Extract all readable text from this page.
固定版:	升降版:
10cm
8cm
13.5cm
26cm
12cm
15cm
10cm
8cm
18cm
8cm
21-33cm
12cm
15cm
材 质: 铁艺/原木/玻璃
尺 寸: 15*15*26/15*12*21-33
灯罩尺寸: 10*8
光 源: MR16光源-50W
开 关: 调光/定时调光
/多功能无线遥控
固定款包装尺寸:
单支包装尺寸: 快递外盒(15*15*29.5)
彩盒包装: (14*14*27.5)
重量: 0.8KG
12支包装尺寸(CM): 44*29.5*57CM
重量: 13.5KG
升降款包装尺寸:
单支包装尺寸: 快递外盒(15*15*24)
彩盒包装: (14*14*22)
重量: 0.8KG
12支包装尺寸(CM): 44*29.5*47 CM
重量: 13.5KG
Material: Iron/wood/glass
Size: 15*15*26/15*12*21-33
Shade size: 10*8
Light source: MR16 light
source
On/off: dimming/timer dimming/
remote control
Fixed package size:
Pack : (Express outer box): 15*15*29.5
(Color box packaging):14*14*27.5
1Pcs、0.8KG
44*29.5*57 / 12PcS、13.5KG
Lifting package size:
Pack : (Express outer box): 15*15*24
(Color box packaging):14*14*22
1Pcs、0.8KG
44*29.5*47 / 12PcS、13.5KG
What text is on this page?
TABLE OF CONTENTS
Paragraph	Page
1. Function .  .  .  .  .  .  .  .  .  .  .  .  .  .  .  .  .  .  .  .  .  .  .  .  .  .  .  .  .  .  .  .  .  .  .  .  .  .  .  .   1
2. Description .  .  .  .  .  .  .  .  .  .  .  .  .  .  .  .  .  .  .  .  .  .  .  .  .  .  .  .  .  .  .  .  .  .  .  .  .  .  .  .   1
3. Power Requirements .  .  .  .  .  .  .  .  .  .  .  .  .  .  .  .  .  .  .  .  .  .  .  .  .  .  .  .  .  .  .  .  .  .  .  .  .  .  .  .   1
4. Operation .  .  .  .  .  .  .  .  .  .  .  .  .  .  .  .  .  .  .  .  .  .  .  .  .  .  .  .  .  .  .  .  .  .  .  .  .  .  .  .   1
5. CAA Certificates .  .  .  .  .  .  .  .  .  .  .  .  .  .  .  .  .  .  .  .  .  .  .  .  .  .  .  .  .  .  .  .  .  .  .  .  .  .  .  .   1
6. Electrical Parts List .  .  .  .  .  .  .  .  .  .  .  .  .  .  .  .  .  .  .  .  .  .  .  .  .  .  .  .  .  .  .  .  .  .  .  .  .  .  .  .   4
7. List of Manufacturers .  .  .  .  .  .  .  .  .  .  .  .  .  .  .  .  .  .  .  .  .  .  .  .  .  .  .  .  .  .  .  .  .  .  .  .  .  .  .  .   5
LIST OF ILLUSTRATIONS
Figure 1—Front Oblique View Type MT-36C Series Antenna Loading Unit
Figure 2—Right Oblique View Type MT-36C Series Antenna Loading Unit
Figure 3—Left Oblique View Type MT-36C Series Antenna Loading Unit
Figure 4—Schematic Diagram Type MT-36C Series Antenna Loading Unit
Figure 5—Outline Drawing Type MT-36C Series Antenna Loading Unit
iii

Task brief:
Output all preceding records character for character.

Expected answer:
Extract all readable text from this page.
固定版:	升降版:
10cm
8cm
13.5cm
26cm
12cm
15cm
10cm
8cm
18cm
8cm
21-33cm
12cm
15cm
材 质: 铁艺/原木/玻璃
尺 寸: 15*15*26/15*12*21-33
灯罩尺寸: 10*8
光 源: MR16光源-50W
开 关: 调光/定时调光
/多功能无线遥控
固定款包装尺寸:
单支包装尺寸: 快递外盒(15*15*29.5)
彩盒包装: (14*14*27.5)
重量: 0.8KG
12支包装尺寸(CM): 44*29.5*57CM
重量: 13.5KG
升降款包装尺寸:
单支包装尺寸: 快递外盒(15*15*24)
彩盒包装: (14*14*22)
重量: 0.8KG
12支包装尺寸(CM): 44*29.5*47 CM
重量: 13.5KG
Material: Iron/wood/glass
Size: 15*15*26/15*12*21-33
Shade size: 10*8
Light source: MR16 light
source
On/off: dimming/timer dimming/
remote control
Fixed package size:
Pack : (Express outer box): 15*15*29.5
(Color box packaging):14*14*27.5
1Pcs、0.8KG
44*29.5*57 / 12PcS、13.5KG
Lifting package size:
Pack : (Express outer box): 15*15*24
(Color box packaging):14*14*22
1Pcs、0.8KG
44*29.5*47 / 12PcS、13.5KG
What text is on this page?
TABLE OF CONTENTS
Paragraph	Page
1. Function .  .  .  .  .  .  .  .  .  .  .  .  .  .  .  .  .  .  .  .  .  .  .  .  .  .  .  .  .  .  .  .  .  .  .  .  .  .  .  .   1
2. Description .  .  .  .  .  .  .  .  .  .  .  .  .  .  .  .  .  .  .  .  .  .  .  .  .  .  .  .  .  .  .  .  .  .  .  .  .  .  .  .   1
3. Power Requirements .  .  .  .  .  .  .  .  .  .  .  .  .  .  .  .  .  .  .  .  .  .  .  .  .  .  .  .  .  .  .  .  .  .  .  .  .  .  .  .   1
4. Operation .  .  .  .  .  .  .  .  .  .  .  .  .  .  .  .  .  .  .  .  .  .  .  .  .  .  .  .  .  .  .  .  .  .  .  .  .  .  .  .   1
5. CAA Certificates .  .  .  .  .  .  .  .  .  .  .  .  .  .  .  .  .  .  .  .  .  .  .  .  .  .  .  .  .  .  .  .  .  .  .  .  .  .  .  .   1
6. Electrical Parts List .  .  .  .  .  .  .  .  .  .  .  .  .  .  .  .  .  .  .  .  .  .  .  .  .  .  .  .  .  .  .  .  .  .  .  .  .  .  .  .   4
7. List of Manufacturers .  .  .  .  .  .  .  .  .  .  .  .  .  .  .  .  .  .  .  .  .  .  .  .  .  .  .  .  .  .  .  .  .  .  .  .  .  .  .  .   5
LIST OF ILLUSTRATIONS
Figure 1—Front Oblique View Type MT-36C Series Antenna Loading Unit
Figure 2—Right Oblique View Type MT-36C Series Antenna Loading Unit
Figure 3—Left Oblique View Type MT-36C Series Antenna Loading Unit
Figure 4—Schematic Diagram Type MT-36C Series Antenna Loading Unit
Figure 5—Outline Drawing Type MT-36C Series Antenna Loading Unit
iii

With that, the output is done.